** start **

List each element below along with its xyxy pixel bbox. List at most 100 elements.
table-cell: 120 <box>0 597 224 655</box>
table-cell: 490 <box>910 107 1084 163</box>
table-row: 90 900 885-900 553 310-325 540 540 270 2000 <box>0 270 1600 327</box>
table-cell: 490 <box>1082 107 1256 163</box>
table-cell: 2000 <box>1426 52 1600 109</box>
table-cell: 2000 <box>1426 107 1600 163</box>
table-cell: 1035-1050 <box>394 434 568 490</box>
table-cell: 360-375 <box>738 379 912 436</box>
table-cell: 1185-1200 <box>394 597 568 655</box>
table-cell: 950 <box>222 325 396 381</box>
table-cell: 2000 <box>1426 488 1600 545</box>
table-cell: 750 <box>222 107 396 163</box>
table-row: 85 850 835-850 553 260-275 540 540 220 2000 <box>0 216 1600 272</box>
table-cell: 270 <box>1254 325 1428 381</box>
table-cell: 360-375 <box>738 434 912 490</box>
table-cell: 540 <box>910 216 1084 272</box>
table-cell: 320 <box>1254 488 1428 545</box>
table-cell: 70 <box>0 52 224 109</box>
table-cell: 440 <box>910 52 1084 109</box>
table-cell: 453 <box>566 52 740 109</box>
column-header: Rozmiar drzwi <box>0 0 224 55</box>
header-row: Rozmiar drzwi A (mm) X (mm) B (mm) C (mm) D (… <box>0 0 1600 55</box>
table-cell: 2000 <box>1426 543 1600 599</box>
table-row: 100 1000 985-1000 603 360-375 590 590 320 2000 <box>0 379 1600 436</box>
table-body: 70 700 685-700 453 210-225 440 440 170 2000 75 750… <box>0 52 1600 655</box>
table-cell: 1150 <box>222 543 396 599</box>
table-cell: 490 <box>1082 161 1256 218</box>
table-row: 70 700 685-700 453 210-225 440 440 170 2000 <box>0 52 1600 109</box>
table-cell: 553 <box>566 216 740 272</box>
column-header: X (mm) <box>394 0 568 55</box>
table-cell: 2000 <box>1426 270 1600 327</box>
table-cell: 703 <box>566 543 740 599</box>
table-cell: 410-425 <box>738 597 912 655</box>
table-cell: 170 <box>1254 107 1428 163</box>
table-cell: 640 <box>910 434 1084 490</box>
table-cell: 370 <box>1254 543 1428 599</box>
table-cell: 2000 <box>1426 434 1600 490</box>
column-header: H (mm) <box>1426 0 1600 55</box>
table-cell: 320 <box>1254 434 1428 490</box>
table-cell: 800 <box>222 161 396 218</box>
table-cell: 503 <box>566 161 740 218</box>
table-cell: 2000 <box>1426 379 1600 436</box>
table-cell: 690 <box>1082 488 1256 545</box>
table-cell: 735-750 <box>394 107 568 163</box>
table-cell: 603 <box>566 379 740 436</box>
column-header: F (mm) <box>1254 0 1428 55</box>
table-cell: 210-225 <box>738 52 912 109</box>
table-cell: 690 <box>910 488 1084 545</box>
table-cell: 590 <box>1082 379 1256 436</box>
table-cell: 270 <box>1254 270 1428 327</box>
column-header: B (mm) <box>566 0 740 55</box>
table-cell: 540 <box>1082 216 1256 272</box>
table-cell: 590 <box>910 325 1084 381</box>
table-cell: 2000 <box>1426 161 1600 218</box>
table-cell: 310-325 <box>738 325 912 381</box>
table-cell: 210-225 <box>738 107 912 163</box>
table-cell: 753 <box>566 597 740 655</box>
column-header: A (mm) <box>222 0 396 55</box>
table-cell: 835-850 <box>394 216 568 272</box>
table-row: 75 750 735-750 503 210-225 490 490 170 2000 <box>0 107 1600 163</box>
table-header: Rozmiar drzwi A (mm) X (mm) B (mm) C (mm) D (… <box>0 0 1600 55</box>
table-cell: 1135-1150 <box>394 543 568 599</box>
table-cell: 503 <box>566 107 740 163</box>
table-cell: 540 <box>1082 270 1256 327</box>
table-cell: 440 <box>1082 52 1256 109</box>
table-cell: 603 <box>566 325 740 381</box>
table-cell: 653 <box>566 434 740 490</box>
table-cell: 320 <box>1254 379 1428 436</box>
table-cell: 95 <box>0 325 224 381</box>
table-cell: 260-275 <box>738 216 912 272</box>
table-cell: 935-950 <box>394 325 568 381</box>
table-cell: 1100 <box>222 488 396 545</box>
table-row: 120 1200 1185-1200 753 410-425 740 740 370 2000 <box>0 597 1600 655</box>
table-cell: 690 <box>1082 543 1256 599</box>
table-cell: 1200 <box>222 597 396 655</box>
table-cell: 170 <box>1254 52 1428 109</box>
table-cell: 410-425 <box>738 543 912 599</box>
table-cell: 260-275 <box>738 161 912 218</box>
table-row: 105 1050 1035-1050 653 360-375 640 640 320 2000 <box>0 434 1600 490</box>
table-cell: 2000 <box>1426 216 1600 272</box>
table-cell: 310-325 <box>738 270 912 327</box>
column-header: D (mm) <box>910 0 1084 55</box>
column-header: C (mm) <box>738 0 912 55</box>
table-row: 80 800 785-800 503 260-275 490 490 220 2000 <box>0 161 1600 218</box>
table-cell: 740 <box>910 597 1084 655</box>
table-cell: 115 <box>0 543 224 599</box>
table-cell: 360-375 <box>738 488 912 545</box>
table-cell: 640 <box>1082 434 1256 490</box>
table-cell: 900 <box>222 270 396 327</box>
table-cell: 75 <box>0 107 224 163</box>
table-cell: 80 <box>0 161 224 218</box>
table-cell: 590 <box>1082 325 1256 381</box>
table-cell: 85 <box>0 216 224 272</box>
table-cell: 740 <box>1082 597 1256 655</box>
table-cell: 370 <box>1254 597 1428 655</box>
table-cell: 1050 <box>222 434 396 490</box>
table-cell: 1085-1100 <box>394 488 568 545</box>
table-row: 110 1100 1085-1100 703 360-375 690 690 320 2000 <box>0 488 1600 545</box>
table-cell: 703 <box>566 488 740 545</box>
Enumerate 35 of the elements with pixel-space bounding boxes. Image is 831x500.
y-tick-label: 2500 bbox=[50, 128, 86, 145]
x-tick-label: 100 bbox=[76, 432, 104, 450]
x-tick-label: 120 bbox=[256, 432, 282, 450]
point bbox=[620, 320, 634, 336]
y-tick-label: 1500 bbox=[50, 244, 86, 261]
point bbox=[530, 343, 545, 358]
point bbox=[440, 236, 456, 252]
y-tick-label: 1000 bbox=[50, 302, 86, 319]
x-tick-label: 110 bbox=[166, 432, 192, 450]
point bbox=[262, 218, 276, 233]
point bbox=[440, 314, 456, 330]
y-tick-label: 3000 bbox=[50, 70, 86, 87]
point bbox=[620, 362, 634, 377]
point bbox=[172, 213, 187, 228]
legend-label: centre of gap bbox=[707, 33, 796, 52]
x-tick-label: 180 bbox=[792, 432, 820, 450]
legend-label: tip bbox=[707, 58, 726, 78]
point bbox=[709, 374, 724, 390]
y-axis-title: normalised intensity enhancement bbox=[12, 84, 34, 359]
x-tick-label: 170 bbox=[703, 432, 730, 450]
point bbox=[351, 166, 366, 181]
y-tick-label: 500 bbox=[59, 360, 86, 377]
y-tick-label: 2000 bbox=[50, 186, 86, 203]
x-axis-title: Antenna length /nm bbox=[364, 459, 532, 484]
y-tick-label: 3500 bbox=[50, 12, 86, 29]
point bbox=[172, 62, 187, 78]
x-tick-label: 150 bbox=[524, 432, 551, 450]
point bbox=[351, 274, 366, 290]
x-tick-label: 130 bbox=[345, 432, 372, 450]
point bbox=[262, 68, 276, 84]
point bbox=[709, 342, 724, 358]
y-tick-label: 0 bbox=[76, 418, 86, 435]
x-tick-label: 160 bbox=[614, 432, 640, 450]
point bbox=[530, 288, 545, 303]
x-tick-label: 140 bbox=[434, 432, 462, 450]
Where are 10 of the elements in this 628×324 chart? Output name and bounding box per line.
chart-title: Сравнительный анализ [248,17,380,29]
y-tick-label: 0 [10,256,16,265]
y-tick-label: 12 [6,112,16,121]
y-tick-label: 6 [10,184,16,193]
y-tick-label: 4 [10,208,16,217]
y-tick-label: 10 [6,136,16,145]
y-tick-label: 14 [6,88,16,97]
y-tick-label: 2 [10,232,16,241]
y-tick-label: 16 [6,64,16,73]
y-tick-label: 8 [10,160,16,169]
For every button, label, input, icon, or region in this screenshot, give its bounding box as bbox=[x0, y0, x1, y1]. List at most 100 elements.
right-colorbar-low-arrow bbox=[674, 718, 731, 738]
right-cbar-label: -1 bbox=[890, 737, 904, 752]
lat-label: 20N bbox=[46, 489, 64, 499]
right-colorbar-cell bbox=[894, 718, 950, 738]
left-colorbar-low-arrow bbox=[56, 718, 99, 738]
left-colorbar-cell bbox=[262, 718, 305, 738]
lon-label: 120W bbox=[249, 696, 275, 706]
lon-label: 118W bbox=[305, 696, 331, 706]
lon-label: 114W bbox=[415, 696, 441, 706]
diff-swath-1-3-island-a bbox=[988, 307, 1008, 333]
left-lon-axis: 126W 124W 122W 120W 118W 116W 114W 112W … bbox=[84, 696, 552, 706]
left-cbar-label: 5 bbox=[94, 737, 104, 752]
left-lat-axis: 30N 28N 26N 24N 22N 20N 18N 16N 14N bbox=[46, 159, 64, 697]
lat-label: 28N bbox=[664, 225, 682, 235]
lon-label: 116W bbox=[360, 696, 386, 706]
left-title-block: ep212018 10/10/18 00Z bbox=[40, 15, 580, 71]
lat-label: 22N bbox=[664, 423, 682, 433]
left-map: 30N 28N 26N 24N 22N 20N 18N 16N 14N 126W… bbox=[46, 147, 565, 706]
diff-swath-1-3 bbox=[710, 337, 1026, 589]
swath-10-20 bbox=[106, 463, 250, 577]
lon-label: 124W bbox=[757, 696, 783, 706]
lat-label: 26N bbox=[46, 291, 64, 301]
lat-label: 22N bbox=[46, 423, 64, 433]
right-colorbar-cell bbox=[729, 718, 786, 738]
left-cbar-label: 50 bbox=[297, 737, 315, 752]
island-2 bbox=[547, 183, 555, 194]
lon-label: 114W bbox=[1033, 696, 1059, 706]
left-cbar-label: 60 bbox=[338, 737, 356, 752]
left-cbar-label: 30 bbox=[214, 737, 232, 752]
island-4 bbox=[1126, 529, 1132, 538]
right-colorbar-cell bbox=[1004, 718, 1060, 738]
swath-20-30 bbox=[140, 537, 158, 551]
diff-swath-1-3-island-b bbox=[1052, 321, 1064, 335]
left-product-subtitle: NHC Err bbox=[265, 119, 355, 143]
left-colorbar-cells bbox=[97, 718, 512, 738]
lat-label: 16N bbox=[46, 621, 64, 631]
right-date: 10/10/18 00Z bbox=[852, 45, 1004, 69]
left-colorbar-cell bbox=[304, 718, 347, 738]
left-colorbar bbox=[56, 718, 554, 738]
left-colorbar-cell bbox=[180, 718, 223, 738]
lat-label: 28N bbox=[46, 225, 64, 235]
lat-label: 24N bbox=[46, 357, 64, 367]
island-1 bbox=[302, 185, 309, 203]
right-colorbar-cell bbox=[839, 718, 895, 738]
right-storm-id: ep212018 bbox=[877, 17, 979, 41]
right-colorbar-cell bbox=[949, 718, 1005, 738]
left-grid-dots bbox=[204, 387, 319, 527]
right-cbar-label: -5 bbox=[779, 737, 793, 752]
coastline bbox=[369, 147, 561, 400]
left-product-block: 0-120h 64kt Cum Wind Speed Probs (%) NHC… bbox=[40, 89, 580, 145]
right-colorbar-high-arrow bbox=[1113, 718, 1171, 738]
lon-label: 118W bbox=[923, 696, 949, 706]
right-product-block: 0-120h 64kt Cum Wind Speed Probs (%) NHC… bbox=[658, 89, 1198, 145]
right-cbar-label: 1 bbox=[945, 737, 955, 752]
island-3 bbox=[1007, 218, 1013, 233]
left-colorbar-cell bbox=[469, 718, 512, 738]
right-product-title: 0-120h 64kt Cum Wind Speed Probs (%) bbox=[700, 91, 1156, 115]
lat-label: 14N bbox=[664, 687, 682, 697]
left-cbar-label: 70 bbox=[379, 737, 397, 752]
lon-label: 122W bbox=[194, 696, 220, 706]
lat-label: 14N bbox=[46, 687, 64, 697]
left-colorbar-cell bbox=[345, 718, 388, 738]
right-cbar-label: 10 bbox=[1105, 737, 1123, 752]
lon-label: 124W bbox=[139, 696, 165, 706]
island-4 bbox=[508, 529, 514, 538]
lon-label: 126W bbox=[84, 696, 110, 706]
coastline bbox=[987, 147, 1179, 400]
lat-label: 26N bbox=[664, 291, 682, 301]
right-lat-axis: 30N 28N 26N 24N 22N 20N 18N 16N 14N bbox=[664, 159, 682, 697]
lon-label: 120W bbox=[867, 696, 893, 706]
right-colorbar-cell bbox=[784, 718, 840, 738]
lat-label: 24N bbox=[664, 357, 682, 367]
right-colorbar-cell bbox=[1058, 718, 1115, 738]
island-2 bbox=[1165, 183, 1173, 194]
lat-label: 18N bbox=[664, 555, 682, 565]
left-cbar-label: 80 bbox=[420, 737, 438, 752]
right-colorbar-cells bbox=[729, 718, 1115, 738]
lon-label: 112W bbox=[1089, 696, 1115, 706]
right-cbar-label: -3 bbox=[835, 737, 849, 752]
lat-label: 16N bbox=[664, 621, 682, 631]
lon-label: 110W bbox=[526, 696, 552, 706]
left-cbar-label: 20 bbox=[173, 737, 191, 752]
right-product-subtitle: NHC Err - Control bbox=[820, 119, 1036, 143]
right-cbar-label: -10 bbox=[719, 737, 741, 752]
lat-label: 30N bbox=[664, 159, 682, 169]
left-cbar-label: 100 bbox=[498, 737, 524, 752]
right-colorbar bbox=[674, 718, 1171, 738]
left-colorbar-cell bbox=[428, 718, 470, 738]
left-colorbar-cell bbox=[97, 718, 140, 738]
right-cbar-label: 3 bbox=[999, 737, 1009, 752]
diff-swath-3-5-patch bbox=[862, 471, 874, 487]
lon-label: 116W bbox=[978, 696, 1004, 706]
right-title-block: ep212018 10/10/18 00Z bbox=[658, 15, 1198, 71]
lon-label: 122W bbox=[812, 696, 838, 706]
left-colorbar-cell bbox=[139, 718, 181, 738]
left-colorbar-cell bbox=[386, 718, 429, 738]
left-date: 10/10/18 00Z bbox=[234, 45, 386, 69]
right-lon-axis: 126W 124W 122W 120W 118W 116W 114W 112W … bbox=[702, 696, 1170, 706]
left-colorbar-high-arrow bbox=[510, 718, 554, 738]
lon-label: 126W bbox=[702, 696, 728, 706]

** end **

Exercise details>
Edit the entries from their beginning through the line containing "table-cell: 70 <box>0 52 224 109</box>", changing "table-row" to "row" wherever it occurs and keeping everything else the same.

Correct result>
List each element below along with its xyxy pixel bbox. List at most 100 elements.
table-cell: 120 <box>0 597 224 655</box>
table-cell: 490 <box>910 107 1084 163</box>
row: 90 900 885-900 553 310-325 540 540 270 2000 <box>0 270 1600 327</box>
table-cell: 490 <box>1082 107 1256 163</box>
table-cell: 2000 <box>1426 52 1600 109</box>
table-cell: 2000 <box>1426 107 1600 163</box>
table-cell: 1035-1050 <box>394 434 568 490</box>
table-cell: 360-375 <box>738 379 912 436</box>
table-cell: 1185-1200 <box>394 597 568 655</box>
table-cell: 950 <box>222 325 396 381</box>
table-cell: 2000 <box>1426 488 1600 545</box>
table-cell: 750 <box>222 107 396 163</box>
row: 85 850 835-850 553 260-275 540 540 220 2000 <box>0 216 1600 272</box>
table-cell: 270 <box>1254 325 1428 381</box>
table-cell: 360-375 <box>738 434 912 490</box>
table-cell: 540 <box>910 216 1084 272</box>
table-cell: 320 <box>1254 488 1428 545</box>
table-cell: 70 <box>0 52 224 109</box>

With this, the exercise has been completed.